Read the listing below and copy out every line that holds "WHAM".

(Entries taken from a collection)
——
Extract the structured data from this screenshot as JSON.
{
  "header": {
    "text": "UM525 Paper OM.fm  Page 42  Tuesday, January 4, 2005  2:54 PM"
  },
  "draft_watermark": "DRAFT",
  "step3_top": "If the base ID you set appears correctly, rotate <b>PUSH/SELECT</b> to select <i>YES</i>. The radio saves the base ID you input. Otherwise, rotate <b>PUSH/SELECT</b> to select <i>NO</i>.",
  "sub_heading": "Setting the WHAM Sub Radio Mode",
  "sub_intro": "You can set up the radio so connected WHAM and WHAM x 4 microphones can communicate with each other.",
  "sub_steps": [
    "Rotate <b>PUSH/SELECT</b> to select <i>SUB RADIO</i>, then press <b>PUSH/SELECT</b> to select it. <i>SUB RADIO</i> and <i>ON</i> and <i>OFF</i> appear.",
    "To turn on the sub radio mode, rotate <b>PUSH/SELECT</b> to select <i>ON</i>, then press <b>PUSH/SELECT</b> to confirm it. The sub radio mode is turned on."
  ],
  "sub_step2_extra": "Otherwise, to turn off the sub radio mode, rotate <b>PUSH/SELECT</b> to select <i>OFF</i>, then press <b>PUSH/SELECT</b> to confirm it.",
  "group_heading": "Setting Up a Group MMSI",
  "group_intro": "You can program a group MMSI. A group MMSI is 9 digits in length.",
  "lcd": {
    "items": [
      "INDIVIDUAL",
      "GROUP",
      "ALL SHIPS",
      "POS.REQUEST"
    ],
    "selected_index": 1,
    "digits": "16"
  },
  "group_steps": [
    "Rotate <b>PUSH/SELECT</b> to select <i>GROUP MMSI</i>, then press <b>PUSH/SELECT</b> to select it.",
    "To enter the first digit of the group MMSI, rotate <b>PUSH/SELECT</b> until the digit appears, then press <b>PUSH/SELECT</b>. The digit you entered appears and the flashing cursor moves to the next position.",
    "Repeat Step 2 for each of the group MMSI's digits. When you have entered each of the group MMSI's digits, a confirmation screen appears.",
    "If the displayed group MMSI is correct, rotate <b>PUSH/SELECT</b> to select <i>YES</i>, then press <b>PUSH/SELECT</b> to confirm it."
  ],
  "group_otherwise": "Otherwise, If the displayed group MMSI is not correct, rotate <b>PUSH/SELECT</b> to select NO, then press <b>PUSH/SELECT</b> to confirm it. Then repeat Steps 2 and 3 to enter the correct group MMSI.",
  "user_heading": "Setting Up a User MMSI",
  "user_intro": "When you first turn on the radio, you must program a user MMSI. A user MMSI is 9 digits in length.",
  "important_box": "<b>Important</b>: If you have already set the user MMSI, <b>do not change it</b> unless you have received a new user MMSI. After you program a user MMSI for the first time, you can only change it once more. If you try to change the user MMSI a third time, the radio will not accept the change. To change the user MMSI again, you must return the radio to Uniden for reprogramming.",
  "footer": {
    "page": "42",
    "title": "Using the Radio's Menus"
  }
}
——
**ANSWER TO THIS PROBLEM:**
  "sub_heading": "Setting the WHAM Sub Radio Mode",
  "sub_intro": "You can set up the radio so connected WHAM and WHAM x 4 microphones can communicate with each other.",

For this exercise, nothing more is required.